### Given exercise:
Restate the entries below verbatim.

##### Provided information

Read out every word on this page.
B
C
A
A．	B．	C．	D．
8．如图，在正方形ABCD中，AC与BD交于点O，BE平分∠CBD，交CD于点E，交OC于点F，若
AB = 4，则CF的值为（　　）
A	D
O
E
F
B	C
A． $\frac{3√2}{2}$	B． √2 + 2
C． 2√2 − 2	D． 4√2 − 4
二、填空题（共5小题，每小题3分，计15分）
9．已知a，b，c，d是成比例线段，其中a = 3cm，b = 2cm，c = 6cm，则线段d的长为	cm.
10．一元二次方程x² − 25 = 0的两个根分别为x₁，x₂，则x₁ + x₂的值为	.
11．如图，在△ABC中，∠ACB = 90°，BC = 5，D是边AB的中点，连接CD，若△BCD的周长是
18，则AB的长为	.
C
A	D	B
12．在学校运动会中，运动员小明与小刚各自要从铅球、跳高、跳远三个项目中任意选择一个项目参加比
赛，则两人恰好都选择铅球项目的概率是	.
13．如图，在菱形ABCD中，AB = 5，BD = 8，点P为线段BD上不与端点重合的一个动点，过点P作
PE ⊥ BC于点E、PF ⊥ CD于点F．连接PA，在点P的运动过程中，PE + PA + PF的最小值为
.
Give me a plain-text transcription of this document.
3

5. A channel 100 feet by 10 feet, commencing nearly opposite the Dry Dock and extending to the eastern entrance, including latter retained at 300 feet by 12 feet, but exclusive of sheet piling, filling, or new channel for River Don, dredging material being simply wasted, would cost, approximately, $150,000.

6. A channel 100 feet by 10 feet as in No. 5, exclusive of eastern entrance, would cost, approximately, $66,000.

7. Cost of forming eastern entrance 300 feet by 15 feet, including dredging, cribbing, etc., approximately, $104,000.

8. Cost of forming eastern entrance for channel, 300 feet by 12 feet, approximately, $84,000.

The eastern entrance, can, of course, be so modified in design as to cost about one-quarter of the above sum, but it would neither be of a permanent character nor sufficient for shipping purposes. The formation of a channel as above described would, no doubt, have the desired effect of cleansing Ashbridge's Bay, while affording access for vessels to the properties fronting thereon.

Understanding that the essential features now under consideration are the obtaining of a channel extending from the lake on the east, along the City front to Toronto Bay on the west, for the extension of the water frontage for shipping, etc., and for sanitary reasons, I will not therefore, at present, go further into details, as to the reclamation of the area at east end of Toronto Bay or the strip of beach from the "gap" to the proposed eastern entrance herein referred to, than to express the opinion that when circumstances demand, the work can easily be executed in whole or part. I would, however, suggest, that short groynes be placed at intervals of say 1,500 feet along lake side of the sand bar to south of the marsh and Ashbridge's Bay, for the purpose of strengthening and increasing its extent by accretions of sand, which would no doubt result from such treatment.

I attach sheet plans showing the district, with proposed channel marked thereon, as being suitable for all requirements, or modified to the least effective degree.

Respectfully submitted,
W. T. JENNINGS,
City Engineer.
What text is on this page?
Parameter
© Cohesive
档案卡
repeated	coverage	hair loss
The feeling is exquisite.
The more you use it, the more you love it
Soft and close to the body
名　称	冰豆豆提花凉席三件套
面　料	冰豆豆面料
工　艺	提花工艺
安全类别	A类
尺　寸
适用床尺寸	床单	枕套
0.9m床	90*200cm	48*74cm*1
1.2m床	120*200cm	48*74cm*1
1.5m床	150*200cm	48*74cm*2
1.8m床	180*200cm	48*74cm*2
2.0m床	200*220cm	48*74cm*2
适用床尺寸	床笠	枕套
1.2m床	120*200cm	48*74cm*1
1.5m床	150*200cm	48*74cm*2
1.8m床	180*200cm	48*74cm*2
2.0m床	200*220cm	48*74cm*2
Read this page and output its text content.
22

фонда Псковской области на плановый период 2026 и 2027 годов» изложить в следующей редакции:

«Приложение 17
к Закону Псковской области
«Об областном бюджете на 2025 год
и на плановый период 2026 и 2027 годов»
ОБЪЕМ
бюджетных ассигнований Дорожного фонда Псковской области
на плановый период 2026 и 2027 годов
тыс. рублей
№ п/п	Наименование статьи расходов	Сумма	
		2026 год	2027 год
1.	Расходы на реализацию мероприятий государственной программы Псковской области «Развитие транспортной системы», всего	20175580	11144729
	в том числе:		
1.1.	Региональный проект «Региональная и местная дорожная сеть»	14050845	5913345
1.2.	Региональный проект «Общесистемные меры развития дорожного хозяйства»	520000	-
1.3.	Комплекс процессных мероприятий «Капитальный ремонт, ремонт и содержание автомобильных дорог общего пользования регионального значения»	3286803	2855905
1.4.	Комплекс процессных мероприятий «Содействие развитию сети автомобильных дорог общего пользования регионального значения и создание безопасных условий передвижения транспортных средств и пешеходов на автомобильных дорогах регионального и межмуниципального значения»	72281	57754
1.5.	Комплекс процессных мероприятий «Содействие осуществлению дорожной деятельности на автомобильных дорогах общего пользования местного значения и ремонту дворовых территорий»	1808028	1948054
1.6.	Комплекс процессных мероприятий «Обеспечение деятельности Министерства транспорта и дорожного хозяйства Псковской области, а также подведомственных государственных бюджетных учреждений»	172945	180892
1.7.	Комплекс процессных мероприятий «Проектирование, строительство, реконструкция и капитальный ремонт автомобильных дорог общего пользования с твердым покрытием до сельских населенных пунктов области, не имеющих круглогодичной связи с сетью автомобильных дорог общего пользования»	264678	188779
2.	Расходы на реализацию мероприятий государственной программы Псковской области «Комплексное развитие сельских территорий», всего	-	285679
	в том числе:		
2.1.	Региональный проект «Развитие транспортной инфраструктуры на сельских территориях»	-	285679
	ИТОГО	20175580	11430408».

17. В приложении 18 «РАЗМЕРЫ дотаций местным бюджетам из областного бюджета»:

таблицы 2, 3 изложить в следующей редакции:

##########

### Answer to this task:
Read out every word on this page.
B
C
A
A．	B．	C．	D．
8．如图，在正方形ABCD中，AC与BD交于点O，BE平分∠CBD，交CD于点E，交OC于点F，若
AB = 4，则CF的值为（　　）
A	D
O
E
F
B	C
A． $\frac{3√2}{2}$	B． √2 + 2
C． 2√2 − 2	D． 4√2 − 4
二、填空题（共5小题，每小题3分，计15分）
9．已知a，b，c，d是成比例线段，其中a = 3cm，b = 2cm，c = 6cm，则线段d的长为	cm.
10．一元二次方程x² − 25 = 0的两个根分别为x₁，x₂，则x₁ + x₂的值为	.
11．如图，在△ABC中，∠ACB = 90°，BC = 5，D是边AB的中点，连接CD，若△BCD的周长是
18，则AB的长为	.
C
A	D	B
12．在学校运动会中，运动员小明与小刚各自要从铅球、跳高、跳远三个项目中任意选择一个项目参加比
赛，则两人恰好都选择铅球项目的概率是	.
13．如图，在菱形ABCD中，AB = 5，BD = 8，点P为线段BD上不与端点重合的一个动点，过点P作
PE ⊥ BC于点E、PF ⊥ CD于点F．连接PA，在点P的运动过程中，PE + PA + PF的最小值为
.
Give me a plain-text transcription of this document.
3

5. A channel 100 feet by 10 feet, commencing nearly opposite the Dry Dock and extending to the eastern entrance, including latter retained at 300 feet by 12 feet, but exclusive of sheet piling, filling, or new channel for River Don, dredging material being simply wasted, would cost, approximately, $150,000.

6. A channel 100 feet by 10 feet as in No. 5, exclusive of eastern entrance, would cost, approximately, $66,000.

7. Cost of forming eastern entrance 300 feet by 15 feet, including dredging, cribbing, etc., approximately, $104,000.

8. Cost of forming eastern entrance for channel, 300 feet by 12 feet, approximately, $84,000.

The eastern entrance, can, of course, be so modified in design as to cost about one-quarter of the above sum, but it would neither be of a permanent character nor sufficient for shipping purposes. The formation of a channel as above described would, no doubt, have the desired effect of cleansing Ashbridge's Bay, while affording access for vessels to the properties fronting thereon.

Understanding that the essential features now under consideration are the obtaining of a channel extending from the lake on the east, along the City front to Toronto Bay on the west, for the extension of the water frontage for shipping, etc., and for sanitary reasons, I will not therefore, at present, go further into details, as to the reclamation of the area at east end of Toronto Bay or the strip of beach from the "gap" to the proposed eastern entrance herein referred to, than to express the opinion that when circumstances demand, the work can easily be executed in whole or part. I would, however, suggest, that short groynes be placed at intervals of say 1,500 feet along lake side of the sand bar to south of the marsh and Ashbridge's Bay, for the purpose of strengthening and increasing its extent by accretions of sand, which would no doubt result from such treatment.

I attach sheet plans showing the district, with proposed channel marked thereon, as being suitable for all requirements, or modified to the least effective degree.

Respectfully submitted,
W. T. JENNINGS,
City Engineer.
What text is on this page?
Parameter
© Cohesive
档案卡
repeated	coverage	hair loss
The feeling is exquisite.
The more you use it, the more you love it
Soft and close to the body
名　称	冰豆豆提花凉席三件套
面　料	冰豆豆面料
工　艺	提花工艺
安全类别	A类
尺　寸
适用床尺寸	床单	枕套
0.9m床	90*200cm	48*74cm*1
1.2m床	120*200cm	48*74cm*1
1.5m床	150*200cm	48*74cm*2
1.8m床	180*200cm	48*74cm*2
2.0m床	200*220cm	48*74cm*2
适用床尺寸	床笠	枕套
1.2m床	120*200cm	48*74cm*1
1.5m床	150*200cm	48*74cm*2
1.8m床	180*200cm	48*74cm*2
2.0m床	200*220cm	48*74cm*2
Read this page and output its text content.
22

фонда Псковской области на плановый период 2026 и 2027 годов» изложить в следующей редакции:

«Приложение 17
к Закону Псковской области
«Об областном бюджете на 2025 год
и на плановый период 2026 и 2027 годов»
ОБЪЕМ
бюджетных ассигнований Дорожного фонда Псковской области
на плановый период 2026 и 2027 годов
тыс. рублей
№ п/п	Наименование статьи расходов	Сумма	
		2026 год	2027 год
1.	Расходы на реализацию мероприятий государственной программы Псковской области «Развитие транспортной системы», всего	20175580	11144729
	в том числе:		
1.1.	Региональный проект «Региональная и местная дорожная сеть»	14050845	5913345
1.2.	Региональный проект «Общесистемные меры развития дорожного хозяйства»	520000	-
1.3.	Комплекс процессных мероприятий «Капитальный ремонт, ремонт и содержание автомобильных дорог общего пользования регионального значения»	3286803	2855905
1.4.	Комплекс процессных мероприятий «Содействие развитию сети автомобильных дорог общего пользования регионального значения и создание безопасных условий передвижения транспортных средств и пешеходов на автомобильных дорогах регионального и межмуниципального значения»	72281	57754
1.5.	Комплекс процессных мероприятий «Содействие осуществлению дорожной деятельности на автомобильных дорогах общего пользования местного значения и ремонту дворовых территорий»	1808028	1948054
1.6.	Комплекс процессных мероприятий «Обеспечение деятельности Министерства транспорта и дорожного хозяйства Псковской области, а также подведомственных государственных бюджетных учреждений»	172945	180892
1.7.	Комплекс процессных мероприятий «Проектирование, строительство, реконструкция и капитальный ремонт автомобильных дорог общего пользования с твердым покрытием до сельских населенных пунктов области, не имеющих круглогодичной связи с сетью автомобильных дорог общего пользования»	264678	188779
2.	Расходы на реализацию мероприятий государственной программы Псковской области «Комплексное развитие сельских территорий», всего	-	285679
	в том числе:		
2.1.	Региональный проект «Развитие транспортной инфраструктуры на сельских территориях»	-	285679
	ИТОГО	20175580	11430408».

17. В приложении 18 «РАЗМЕРЫ дотаций местным бюджетам из областного бюджета»:

таблицы 2, 3 изложить в следующей редакции:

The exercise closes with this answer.